これにより、本実施形態に係る画像処理装置1は、生成された読取画像データに対して画像処理を行う際に、内部メモリ400の記憶容量が不足することを回避すると共に、外部メモリ900の記憶領域を効率的に使用することができる。
また、ラインメモリ420から画像処理部510に読み出されたラインデータ「201」は、4ライン目が画像処理に用いられるまで必要ないので、即ち、ラインデータ「201」、「301」、「401」を用いる画像処理が行われるまで必要ないので、内部メモリアクセスコントローラ520の制御によりラインメモリ420から削除されるが、外部メモリ900からは削除されない。これにより、本実施形態に係る画像処理装置1は、生成された読取画像データに対して画像処理を行う際に、内部メモリ400の記憶容量が不足することを回避することが可能となる。

= 課題の目的 =
次の記述(a)〜(c)がそれぞれ抜粋箇所の内容と一致するかを「はい」か「いいえ」で答え、判断の決め手となる語句を抜粋箇所からそのまま引用せよ。
(a) ラインデータ「201」は外部メモリ900からも削除される。
(b) ラインデータ「201」は内部メモリアクセスコントローラ520の制御によってラインメモリ420から削除される。
(c) 画像処理装置1は外部メモリ900の記憶領域を効率的に使用することができる。

= 提供データ =
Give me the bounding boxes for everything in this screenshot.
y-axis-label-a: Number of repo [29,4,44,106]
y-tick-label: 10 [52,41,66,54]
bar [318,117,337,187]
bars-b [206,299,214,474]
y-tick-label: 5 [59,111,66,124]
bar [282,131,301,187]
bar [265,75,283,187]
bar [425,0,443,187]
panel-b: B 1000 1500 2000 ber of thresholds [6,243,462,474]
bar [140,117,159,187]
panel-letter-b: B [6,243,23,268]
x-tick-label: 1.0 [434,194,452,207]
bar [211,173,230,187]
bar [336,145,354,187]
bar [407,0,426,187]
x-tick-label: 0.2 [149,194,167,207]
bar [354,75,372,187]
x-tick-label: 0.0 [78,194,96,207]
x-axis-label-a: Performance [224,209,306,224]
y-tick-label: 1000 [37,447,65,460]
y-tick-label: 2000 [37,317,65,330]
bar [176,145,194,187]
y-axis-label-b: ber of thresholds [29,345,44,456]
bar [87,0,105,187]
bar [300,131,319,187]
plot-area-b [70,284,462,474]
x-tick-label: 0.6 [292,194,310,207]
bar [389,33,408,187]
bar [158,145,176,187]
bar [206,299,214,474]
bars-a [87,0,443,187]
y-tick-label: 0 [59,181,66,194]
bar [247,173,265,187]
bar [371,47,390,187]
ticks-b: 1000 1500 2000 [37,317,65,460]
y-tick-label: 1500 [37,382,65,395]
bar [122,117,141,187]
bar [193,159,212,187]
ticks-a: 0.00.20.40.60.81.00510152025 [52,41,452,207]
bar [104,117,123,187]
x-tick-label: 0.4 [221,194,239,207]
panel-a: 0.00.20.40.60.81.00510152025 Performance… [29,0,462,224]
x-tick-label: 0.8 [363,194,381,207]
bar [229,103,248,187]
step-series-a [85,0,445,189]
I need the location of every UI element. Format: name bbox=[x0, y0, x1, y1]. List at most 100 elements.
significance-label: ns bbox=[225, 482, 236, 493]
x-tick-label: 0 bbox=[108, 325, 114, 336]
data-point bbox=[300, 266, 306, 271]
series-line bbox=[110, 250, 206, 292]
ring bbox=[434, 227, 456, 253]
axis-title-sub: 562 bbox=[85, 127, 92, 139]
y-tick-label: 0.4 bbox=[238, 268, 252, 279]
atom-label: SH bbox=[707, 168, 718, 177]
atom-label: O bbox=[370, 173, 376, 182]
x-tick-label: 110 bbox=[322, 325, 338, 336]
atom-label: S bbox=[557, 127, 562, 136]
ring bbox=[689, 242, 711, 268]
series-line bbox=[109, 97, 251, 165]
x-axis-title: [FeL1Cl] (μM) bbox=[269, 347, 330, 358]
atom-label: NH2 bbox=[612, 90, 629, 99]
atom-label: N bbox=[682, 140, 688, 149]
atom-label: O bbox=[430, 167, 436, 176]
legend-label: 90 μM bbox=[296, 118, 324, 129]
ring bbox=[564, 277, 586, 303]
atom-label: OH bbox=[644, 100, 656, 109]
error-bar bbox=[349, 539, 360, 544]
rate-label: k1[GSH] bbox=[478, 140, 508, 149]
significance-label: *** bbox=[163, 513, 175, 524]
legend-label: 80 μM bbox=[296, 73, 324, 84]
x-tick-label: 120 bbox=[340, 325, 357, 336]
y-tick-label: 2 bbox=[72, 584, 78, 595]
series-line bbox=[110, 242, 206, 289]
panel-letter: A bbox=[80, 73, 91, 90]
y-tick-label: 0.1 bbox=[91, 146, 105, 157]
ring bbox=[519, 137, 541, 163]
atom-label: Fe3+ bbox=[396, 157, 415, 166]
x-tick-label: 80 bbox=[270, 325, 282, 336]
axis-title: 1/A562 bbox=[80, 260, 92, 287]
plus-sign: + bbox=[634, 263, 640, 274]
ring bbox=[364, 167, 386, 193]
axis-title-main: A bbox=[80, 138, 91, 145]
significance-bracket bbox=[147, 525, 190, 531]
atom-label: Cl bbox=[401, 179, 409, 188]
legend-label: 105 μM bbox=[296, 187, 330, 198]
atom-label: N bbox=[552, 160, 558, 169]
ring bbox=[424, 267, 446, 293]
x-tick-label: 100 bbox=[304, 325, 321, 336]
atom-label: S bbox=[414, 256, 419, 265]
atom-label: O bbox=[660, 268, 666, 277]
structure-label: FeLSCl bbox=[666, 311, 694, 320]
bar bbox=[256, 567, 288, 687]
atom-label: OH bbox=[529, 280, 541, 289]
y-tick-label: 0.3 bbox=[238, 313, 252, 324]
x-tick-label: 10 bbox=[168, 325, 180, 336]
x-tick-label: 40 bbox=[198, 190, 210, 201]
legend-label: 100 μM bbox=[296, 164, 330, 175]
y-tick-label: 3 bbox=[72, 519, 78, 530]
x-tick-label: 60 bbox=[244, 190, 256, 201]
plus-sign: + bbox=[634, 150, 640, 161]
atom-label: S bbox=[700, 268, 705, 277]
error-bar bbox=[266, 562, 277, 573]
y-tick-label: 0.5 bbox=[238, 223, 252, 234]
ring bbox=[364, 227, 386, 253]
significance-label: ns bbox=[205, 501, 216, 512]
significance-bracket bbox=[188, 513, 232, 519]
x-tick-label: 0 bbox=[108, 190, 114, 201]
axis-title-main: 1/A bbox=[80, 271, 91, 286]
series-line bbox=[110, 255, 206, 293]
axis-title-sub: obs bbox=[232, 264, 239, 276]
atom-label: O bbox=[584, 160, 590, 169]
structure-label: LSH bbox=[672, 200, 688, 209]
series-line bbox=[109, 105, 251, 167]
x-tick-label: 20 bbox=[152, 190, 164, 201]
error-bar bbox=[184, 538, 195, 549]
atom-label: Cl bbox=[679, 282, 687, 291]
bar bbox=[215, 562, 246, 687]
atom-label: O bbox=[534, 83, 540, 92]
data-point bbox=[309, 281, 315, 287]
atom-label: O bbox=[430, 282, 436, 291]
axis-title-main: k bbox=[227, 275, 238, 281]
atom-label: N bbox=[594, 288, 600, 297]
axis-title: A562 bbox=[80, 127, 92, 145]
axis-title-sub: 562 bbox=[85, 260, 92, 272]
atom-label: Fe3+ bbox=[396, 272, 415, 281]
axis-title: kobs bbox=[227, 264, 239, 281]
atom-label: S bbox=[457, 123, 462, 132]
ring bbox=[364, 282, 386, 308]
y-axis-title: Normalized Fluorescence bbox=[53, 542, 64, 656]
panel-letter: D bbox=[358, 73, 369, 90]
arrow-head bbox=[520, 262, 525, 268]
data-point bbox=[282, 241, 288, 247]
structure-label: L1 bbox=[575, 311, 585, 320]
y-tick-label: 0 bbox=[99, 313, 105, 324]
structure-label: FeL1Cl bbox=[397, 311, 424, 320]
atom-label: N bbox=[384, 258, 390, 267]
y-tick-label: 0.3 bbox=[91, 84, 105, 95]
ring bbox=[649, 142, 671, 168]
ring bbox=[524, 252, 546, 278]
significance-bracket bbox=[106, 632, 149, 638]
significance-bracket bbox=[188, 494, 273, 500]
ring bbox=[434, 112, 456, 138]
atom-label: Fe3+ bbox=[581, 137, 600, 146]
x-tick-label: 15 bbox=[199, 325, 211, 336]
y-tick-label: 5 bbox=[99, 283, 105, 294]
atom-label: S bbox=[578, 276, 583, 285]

= 解答欄 =
(a) いいえ。「ラインメモリ420から削除されるが、外部メモリ900からは削除されない」
(b) はい。「内部メモリアクセスコントローラ520の制御によりラインメモリ420から削除される」
(c) はい。「外部メモリ900の記憶領域を効率的に使用することができる」